What to work on
Go through the entries and count the lines with the string "Digital" in them. Give only that number.

Dataset records
=-=-=

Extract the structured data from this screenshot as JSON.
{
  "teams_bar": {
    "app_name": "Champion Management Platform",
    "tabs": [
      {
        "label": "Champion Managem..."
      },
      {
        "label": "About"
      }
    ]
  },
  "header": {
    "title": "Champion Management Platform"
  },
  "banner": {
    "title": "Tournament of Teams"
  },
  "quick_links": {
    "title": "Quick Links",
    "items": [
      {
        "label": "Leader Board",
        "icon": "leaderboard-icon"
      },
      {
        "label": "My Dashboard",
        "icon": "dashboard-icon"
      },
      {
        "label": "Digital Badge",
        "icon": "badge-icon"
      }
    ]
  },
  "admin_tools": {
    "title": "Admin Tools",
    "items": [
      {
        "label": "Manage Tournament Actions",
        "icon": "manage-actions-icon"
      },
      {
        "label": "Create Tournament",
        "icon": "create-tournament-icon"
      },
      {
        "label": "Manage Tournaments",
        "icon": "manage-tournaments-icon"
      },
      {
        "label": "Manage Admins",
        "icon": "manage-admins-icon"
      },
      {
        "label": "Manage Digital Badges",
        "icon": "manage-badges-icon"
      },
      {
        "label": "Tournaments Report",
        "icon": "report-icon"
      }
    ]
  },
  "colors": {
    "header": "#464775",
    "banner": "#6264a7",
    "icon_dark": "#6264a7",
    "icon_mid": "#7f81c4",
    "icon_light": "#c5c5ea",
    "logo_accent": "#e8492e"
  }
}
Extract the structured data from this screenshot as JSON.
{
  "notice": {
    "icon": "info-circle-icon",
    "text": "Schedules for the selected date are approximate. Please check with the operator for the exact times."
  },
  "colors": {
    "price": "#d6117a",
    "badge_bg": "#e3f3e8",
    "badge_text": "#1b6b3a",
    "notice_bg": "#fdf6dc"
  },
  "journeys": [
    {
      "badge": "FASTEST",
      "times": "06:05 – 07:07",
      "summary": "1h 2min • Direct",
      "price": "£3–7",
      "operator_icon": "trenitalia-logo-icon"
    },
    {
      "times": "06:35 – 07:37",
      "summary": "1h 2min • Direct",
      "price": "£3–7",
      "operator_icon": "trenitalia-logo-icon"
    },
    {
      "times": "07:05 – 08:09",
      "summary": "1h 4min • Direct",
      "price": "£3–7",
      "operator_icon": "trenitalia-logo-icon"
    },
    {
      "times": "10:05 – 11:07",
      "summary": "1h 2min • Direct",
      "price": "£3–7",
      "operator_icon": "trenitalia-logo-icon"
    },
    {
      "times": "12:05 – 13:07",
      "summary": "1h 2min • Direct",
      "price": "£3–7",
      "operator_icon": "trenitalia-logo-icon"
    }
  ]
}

=-=-=

Answer to the problem
2